Every entry needs to be printed exactly, please.

╔══

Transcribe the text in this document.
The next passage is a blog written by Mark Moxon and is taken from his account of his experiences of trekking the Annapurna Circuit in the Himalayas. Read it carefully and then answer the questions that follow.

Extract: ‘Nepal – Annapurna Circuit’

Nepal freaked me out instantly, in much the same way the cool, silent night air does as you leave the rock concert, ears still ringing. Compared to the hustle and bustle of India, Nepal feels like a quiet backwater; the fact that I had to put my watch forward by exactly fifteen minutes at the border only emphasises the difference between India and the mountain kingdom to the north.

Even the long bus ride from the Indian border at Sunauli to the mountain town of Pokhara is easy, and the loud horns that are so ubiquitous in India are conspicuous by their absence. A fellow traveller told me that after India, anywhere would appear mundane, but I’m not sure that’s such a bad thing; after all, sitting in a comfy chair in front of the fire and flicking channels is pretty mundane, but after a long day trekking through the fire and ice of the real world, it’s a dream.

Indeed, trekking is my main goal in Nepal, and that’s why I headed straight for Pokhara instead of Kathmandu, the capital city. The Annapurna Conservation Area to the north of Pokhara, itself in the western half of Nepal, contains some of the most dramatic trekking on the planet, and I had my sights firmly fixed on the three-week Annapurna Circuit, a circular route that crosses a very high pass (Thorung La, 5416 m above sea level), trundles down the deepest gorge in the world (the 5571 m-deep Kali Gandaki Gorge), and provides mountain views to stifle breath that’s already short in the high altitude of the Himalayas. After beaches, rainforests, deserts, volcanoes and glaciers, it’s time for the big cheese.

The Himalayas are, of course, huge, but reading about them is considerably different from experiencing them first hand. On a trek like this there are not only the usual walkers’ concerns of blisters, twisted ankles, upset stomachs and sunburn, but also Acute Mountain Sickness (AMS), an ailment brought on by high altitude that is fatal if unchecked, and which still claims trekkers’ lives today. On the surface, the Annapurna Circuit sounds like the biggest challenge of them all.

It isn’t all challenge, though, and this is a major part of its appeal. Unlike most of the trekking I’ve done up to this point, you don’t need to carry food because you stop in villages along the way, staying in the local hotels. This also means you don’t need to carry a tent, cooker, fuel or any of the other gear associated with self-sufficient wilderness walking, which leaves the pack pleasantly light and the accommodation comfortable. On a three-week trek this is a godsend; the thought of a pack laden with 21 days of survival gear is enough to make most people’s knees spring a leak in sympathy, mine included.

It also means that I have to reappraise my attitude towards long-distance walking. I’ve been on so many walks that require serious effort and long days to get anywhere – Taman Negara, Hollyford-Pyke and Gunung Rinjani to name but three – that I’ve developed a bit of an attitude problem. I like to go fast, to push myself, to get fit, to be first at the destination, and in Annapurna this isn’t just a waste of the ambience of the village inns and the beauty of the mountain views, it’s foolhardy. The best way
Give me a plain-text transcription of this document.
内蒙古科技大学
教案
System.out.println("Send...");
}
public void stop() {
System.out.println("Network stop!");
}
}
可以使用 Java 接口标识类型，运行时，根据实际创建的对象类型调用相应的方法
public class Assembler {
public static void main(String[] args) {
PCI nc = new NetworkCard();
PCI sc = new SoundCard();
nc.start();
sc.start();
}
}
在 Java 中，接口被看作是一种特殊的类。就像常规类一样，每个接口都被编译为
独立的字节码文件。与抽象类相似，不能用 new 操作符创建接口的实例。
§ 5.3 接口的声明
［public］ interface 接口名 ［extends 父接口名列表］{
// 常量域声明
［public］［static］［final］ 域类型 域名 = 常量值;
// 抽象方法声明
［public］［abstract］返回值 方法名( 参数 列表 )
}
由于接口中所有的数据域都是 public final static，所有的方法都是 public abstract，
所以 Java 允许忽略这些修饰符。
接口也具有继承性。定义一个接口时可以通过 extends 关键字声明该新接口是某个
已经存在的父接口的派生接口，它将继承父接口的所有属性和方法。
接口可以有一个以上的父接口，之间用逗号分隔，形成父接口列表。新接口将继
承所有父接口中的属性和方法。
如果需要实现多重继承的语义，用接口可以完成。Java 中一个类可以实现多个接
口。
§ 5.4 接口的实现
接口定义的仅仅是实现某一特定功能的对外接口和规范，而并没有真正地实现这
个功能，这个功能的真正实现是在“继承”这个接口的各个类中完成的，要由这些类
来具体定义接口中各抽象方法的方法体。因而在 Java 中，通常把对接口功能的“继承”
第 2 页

╚══

### Exercise result:
Transcribe the text in this document.
The next passage is a blog written by Mark Moxon and is taken from his account of his experiences of trekking the Annapurna Circuit in the Himalayas. Read it carefully and then answer the questions that follow.

Extract: ‘Nepal – Annapurna Circuit’

Nepal freaked me out instantly, in much the same way the cool, silent night air does as you leave the rock concert, ears still ringing. Compared to the hustle and bustle of India, Nepal feels like a quiet backwater; the fact that I had to put my watch forward by exactly fifteen minutes at the border only emphasises the difference between India and the mountain kingdom to the north.

Even the long bus ride from the Indian border at Sunauli to the mountain town of Pokhara is easy, and the loud horns that are so ubiquitous in India are conspicuous by their absence. A fellow traveller told me that after India, anywhere would appear mundane, but I’m not sure that’s such a bad thing; after all, sitting in a comfy chair in front of the fire and flicking channels is pretty mundane, but after a long day trekking through the fire and ice of the real world, it’s a dream.

Indeed, trekking is my main goal in Nepal, and that’s why I headed straight for Pokhara instead of Kathmandu, the capital city. The Annapurna Conservation Area to the north of Pokhara, itself in the western half of Nepal, contains some of the most dramatic trekking on the planet, and I had my sights firmly fixed on the three-week Annapurna Circuit, a circular route that crosses a very high pass (Thorung La, 5416 m above sea level), trundles down the deepest gorge in the world (the 5571 m-deep Kali Gandaki Gorge), and provides mountain views to stifle breath that’s already short in the high altitude of the Himalayas. After beaches, rainforests, deserts, volcanoes and glaciers, it’s time for the big cheese.

The Himalayas are, of course, huge, but reading about them is considerably different from experiencing them first hand. On a trek like this there are not only the usual walkers’ concerns of blisters, twisted ankles, upset stomachs and sunburn, but also Acute Mountain Sickness (AMS), an ailment brought on by high altitude that is fatal if unchecked, and which still claims trekkers’ lives today. On the surface, the Annapurna Circuit sounds like the biggest challenge of them all.

It isn’t all challenge, though, and this is a major part of its appeal. Unlike most of the trekking I’ve done up to this point, you don’t need to carry food because you stop in villages along the way, staying in the local hotels. This also means you don’t need to carry a tent, cooker, fuel or any of the other gear associated with self-sufficient wilderness walking, which leaves the pack pleasantly light and the accommodation comfortable. On a three-week trek this is a godsend; the thought of a pack laden with 21 days of survival gear is enough to make most people’s knees spring a leak in sympathy, mine included.

It also means that I have to reappraise my attitude towards long-distance walking. I’ve been on so many walks that require serious effort and long days to get anywhere – Taman Negara, Hollyford-Pyke and Gunung Rinjani to name but three – that I’ve developed a bit of an attitude problem. I like to go fast, to push myself, to get fit, to be first at the destination, and in Annapurna this isn’t just a waste of the ambience of the village inns and the beauty of the mountain views, it’s foolhardy. The best way
Give me a plain-text transcription of this document.
内蒙古科技大学
教案
System.out.println("Send...");
}
public void stop() {
System.out.println("Network stop!");
}
}
可以使用 Java 接口标识类型，运行时，根据实际创建的对象类型调用相应的方法
public class Assembler {
public static void main(String[] args) {
PCI nc = new NetworkCard();
PCI sc = new SoundCard();
nc.start();
sc.start();
}
}
在 Java 中，接口被看作是一种特殊的类。就像常规类一样，每个接口都被编译为
独立的字节码文件。与抽象类相似，不能用 new 操作符创建接口的实例。
§ 5.3 接口的声明
［public］ interface 接口名 ［extends 父接口名列表］{
// 常量域声明
［public］［static］［final］ 域类型 域名 = 常量值;
// 抽象方法声明
［public］［abstract］返回值 方法名( 参数 列表 )
}
由于接口中所有的数据域都是 public final static，所有的方法都是 public abstract，
所以 Java 允许忽略这些修饰符。
接口也具有继承性。定义一个接口时可以通过 extends 关键字声明该新接口是某个
已经存在的父接口的派生接口，它将继承父接口的所有属性和方法。
接口可以有一个以上的父接口，之间用逗号分隔，形成父接口列表。新接口将继
承所有父接口中的属性和方法。
如果需要实现多重继承的语义，用接口可以完成。Java 中一个类可以实现多个接
口。
§ 5.4 接口的实现
接口定义的仅仅是实现某一特定功能的对外接口和规范，而并没有真正地实现这
个功能，这个功能的真正实现是在“继承”这个接口的各个类中完成的，要由这些类
来具体定义接口中各抽象方法的方法体。因而在 Java 中，通常把对接口功能的“继承”
第 2 页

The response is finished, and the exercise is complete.